→ **確認用の本文**

"""

前述の通り、Docker はこれらの機能を提供する唯一のプラットフォームではありません。他のコンテナソリューションも同様の仕組みで動作します。しかし、Docker は、よりシンプルなツールセットにより、競合技術よりもこれらのメリットを容易に活用できる点が特徴です。
Dockerはどのように機能しますか?
Docker は、オープンソースのコンテナ化テクノロジーである Docker Engine を使用してコンテナを運用します。Docker Engine を使用すると、ユーザーは、相互に、またホスト環境からも分離されたコンテナを作成および管理することができます。コンテナが作成されると、そのコンテナに一意の ID と、アクセスできるリソースおよびコンテナに課す制限を定義する一連のパラメータが割り当てられます。
Docker プラットフォームには、コンテナのイメージをホストできる Docker Registry というレジストリも含まれています。このレジストリを使用すると、ユーザーはコンテナのイメージを保存、管理、共有することができます。Docker Registry は Docker の公式レジストリですが、Docker コンテナイメージのホストに使用できるサードパーティのレジストリも数多くあります。
さらに、Docker プラットフォームには、ユーザーがコンテナを構築、実行、および管理できるコマンドラインインターフェイスも備わっています。Docker は、ユーザー認証や認証、ロギング、監視機能などのセキュリティ機能も提供しています。
Docker は、Docker Swarm というオーケストレーションツールも提供しています。Swarm は、オプションでコンテナのスケジュール設定や、サーバーのクラスタ全体でのコンテナの運用に使用できます。しかし、Swarm は近年人気が落ち込んでおり、一部のコミュニティメンバーは「Swarm は死んだ」と懸念しています。Swarm の代わりに、Kubernetes がほとんどの Docker 環境で事実上のオーケストレーションソリューションとなっていますが、Kubernetes の代替手段を求めるチームにとっては、Swarm も依然として選択肢のひとつです。
Docker アーキテクチャ
Docker アーキテクチャのコアコンポーネントは次のとおりです。

"""

→ **取り組む課題**
a - Docker についての本文によると、Docker Engine でコンテナが作成されたとき、そのコンテナには何が割り当てられるか。
b - Docker についての本文の続きを、最後の文「Docker アーキテクチャのコアコンポーネントは次のとおりです。」の後から書くこと。
この後の一覧は参照しなくてよい。

→ **データ抜粋**
"""

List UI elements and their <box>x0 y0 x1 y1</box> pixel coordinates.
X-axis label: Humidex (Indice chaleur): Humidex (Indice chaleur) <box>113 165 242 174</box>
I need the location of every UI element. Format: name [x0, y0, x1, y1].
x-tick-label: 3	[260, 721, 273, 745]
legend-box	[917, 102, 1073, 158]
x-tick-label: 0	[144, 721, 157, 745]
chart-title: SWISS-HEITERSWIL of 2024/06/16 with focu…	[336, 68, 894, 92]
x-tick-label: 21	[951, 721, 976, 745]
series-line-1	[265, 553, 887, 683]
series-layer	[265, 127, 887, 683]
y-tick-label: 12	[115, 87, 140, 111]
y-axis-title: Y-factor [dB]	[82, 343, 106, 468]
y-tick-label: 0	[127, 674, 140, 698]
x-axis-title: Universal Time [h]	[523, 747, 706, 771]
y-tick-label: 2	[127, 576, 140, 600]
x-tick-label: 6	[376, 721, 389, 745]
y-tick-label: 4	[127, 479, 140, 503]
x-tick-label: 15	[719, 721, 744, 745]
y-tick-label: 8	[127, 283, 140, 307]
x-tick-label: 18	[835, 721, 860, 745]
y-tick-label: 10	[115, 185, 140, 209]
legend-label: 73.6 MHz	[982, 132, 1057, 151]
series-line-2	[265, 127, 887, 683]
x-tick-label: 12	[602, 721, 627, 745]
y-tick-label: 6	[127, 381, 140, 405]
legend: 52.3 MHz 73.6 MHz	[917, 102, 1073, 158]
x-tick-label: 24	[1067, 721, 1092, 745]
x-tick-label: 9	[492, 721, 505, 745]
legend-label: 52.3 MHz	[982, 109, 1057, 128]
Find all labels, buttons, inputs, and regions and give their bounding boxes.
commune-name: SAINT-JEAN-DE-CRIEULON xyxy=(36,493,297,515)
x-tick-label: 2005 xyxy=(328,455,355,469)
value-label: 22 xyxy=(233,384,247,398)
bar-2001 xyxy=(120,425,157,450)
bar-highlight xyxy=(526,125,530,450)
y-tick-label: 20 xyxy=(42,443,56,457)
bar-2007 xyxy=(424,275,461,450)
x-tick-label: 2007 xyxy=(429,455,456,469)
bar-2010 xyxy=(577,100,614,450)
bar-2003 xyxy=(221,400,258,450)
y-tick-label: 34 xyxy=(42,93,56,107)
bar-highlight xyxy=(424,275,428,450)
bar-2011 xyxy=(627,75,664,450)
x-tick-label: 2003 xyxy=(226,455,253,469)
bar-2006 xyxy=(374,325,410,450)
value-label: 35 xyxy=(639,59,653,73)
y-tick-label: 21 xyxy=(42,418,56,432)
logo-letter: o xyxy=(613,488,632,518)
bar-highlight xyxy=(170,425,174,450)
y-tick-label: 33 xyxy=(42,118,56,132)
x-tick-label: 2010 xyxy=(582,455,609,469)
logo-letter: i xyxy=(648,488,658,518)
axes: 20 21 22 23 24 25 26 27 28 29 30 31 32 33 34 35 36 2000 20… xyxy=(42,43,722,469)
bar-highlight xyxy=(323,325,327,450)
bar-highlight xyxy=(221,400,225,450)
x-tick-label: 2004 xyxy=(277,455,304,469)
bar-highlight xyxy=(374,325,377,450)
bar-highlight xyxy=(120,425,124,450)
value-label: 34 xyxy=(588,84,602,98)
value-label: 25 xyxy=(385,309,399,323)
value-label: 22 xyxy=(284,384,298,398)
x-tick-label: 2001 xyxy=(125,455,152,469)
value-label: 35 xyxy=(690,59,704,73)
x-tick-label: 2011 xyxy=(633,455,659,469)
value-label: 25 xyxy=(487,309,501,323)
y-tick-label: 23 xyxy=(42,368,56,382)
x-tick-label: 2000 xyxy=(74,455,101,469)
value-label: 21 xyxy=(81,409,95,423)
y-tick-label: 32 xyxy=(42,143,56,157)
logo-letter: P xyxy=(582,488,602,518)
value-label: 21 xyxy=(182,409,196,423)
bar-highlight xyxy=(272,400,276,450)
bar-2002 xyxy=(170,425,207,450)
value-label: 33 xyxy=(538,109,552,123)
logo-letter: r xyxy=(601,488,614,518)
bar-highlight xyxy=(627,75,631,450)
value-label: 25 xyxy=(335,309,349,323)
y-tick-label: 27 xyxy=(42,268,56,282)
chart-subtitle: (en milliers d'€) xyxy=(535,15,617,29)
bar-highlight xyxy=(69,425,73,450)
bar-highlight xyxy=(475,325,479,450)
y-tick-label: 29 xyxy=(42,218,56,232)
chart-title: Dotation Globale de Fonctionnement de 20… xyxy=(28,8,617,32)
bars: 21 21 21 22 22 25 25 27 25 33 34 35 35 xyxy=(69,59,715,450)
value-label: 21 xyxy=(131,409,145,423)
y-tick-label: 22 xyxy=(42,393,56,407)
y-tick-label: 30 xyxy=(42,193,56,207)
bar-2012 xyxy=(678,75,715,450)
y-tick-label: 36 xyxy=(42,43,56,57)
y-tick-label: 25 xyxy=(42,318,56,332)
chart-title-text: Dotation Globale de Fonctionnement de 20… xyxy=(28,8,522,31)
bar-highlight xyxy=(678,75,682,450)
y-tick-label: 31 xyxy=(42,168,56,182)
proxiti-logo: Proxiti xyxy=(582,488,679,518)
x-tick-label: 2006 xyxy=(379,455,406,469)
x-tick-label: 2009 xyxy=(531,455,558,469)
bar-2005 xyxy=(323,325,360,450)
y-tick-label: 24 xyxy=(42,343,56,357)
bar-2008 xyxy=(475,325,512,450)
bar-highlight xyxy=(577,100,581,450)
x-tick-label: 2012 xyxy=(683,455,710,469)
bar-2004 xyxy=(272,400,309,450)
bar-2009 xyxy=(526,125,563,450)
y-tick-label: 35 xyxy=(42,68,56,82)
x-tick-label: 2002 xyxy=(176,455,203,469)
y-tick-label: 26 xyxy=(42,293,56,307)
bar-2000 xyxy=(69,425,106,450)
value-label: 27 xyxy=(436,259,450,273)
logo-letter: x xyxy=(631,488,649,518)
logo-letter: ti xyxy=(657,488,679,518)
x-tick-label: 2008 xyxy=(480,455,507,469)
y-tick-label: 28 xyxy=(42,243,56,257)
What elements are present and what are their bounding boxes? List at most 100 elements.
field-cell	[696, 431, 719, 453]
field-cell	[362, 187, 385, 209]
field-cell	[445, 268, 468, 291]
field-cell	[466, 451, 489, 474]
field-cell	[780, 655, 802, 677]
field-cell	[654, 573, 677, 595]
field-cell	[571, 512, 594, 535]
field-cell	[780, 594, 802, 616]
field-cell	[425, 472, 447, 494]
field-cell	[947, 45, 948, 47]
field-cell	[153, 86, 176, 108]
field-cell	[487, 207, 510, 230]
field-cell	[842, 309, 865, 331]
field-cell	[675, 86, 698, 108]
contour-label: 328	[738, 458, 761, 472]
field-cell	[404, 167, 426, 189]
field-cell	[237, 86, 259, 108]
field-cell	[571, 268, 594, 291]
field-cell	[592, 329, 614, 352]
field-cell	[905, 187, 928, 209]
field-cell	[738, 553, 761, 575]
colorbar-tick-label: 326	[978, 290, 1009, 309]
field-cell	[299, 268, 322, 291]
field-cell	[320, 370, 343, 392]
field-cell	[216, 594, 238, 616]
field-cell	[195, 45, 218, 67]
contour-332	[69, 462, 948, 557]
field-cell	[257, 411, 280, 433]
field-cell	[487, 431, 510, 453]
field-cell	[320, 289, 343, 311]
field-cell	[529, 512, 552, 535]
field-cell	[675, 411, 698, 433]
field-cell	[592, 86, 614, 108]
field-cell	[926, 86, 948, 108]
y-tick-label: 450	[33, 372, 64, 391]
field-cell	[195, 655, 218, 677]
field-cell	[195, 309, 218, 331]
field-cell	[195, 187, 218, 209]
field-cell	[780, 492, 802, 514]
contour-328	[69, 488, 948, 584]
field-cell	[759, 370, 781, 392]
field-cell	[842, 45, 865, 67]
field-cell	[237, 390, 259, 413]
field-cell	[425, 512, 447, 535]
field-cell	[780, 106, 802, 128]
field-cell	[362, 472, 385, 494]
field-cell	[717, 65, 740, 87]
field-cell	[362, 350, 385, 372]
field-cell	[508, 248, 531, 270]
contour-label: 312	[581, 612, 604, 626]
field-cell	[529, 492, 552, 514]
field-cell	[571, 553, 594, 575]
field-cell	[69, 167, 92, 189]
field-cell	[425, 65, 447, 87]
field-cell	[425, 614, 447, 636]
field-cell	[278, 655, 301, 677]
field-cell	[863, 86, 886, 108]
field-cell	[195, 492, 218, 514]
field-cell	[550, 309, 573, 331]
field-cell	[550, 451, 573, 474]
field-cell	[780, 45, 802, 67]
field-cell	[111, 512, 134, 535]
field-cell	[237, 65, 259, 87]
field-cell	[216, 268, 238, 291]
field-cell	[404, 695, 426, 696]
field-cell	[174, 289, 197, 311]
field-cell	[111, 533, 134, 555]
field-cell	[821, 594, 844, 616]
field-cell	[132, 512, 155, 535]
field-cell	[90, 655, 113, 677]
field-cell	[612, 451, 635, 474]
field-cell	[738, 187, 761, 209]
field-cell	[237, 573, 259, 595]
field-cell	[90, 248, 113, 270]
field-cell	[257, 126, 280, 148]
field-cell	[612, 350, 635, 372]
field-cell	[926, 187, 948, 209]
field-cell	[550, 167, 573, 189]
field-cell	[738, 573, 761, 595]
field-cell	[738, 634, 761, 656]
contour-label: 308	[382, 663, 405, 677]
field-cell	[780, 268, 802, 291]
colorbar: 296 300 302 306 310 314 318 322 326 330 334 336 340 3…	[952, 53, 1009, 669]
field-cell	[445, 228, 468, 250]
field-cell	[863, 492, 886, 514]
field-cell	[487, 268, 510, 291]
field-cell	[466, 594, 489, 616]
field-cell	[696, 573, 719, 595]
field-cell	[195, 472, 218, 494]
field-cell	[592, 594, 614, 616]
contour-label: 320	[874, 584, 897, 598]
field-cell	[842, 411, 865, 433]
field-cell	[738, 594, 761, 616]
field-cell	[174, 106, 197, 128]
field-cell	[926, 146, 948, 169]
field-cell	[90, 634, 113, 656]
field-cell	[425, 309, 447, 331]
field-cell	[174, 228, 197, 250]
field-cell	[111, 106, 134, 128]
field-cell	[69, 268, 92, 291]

"""

→ **課題ごとの解答**
a - 一意の ID と、アクセスできるリソースおよびコンテナに課す制限を定義する一連のパラメータ。

b -
- Docker デーモン:Docker デーモン(または「エンジン」)は、Docker アーキテクチャのコア要素です。これは、Docker コンテナを管理、構築、実行するバックグラウンドプロセスです。
- Docker クライアント:Docker クライアントは、Docker デーモンと対話するために使用されるインターフェースです。これにより、ユーザーは Docker イメージ、コンテナ、およびネットワークを作成および管理できます。
- Docker イメージ:Docker イメージは、Docker コンテナを構築するために使用される読み取り専用のテンプレートです。これは、コンテナを最初から構築するために使用できる一連の指示とファイルで構成されています。
- Docker レジストリ:Docker レジストリは、Docker イメージを保存および共有するためのリポジトリを作成するために使用できます。
- Docker ネットワーク:Docker ネットワークは、複数のコンテナを接続するために使用される仮想ネットワークです。これにより、コンテナは相互に、およびホストシステムと通信することができます。
- Docker Compose: Docker Compose は、マルチコンテナ Docker アプリケーションを定義して実行するためのツールです。ユーザーは、アプリケーションを構成するサービスを単一のファイルで定義できます。
- Docker Swarm: 上記の通り、Swarm は Docker コンテナのスケジュール設定に使用できるオプションのオーケストレーションサービスです。Docker コンテナでは、Kubernetes などの代替オーケストレーターも使用できます。
これらのツールを組み合わせることで、開発者がコンテナ化されたアプリケーションを作成および実行するために必要なすべての機能が提供されます。
Dockerは、どのような場面で使用できますか?
Docker コンテナはほぼどこでも実行できます。そのため、Docker のモットーは「一度構築すれば、どこでも実行可能」です。
より具体的には、Docker コンテナは物理サーバー、PC、またはラップトップで直接実行できます。(PC やラップトップで Docker コンテナを本番環境用に実行することはあまりないでしょうが、テストや開発目的では実行する場合があります。) ベアメタルサーバー上でコンテナを直接実行すると、ハイパーバイザーやゲストオペレーティングシステムにリソースが無駄に消費されないため、通常、最高のパフォーマンスが得られます。ベアメタル上で直接実行されるコンテナは、GPU などのハードウェアリソースにもアクセスできるため、GPU オフロードの恩恵を受ける AI/ML アプリケーションなど、特定のワークロードに有用です。
Docker コンテナは、ベアメタルサーバー上でホストされている仮想マシンでも実行できます。リソースの観点からは効率は劣りますが、VM 上で Docker を実行すると、VM を移動したり、VM のイメージを作成して別のサーバーに VM のクローンを作成したりすることができるため、コンテナ環境をサーバー間でより簡単に移植することができます。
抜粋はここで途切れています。